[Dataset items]
***

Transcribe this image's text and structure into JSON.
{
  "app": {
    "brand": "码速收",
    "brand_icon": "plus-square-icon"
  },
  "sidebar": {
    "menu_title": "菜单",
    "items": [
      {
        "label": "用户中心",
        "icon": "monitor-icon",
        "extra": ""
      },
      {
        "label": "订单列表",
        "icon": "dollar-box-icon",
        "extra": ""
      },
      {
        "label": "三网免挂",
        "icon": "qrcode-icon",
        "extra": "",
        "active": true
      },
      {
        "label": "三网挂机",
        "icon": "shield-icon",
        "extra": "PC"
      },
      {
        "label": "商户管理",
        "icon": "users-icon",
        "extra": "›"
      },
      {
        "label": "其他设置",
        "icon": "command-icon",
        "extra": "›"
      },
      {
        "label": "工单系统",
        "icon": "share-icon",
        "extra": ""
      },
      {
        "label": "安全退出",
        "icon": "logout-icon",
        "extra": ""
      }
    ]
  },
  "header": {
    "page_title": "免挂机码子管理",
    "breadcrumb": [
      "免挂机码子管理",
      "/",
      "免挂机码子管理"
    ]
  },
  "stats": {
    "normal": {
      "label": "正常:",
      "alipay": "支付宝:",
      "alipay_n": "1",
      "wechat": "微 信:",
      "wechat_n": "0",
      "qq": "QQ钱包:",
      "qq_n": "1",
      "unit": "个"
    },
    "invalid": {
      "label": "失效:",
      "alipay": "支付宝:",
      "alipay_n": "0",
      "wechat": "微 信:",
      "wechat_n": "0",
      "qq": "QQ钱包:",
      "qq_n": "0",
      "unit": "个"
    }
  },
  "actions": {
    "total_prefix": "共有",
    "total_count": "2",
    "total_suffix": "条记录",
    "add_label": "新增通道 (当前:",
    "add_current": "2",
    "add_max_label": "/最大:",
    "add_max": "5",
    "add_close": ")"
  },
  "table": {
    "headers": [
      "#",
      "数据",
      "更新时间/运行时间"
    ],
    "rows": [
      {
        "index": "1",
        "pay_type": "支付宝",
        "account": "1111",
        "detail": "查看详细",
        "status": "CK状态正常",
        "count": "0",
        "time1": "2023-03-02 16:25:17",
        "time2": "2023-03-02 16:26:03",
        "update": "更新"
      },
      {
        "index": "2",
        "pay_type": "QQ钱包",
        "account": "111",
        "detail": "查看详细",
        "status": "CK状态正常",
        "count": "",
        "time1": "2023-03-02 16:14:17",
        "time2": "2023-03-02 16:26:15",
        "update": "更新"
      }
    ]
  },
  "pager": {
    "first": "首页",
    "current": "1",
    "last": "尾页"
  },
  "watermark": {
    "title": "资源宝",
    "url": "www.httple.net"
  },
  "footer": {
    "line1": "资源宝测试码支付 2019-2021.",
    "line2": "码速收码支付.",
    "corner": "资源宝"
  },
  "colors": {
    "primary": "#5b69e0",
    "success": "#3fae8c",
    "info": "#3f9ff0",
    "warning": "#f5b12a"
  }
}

***

• Directions
Review the preceding data and report every line that includes the string "免挂机码子管理".

• Solution for this problem
    "page_title": "免挂机码子管理",
      "免挂机码子管理",
      "免挂机码子管理"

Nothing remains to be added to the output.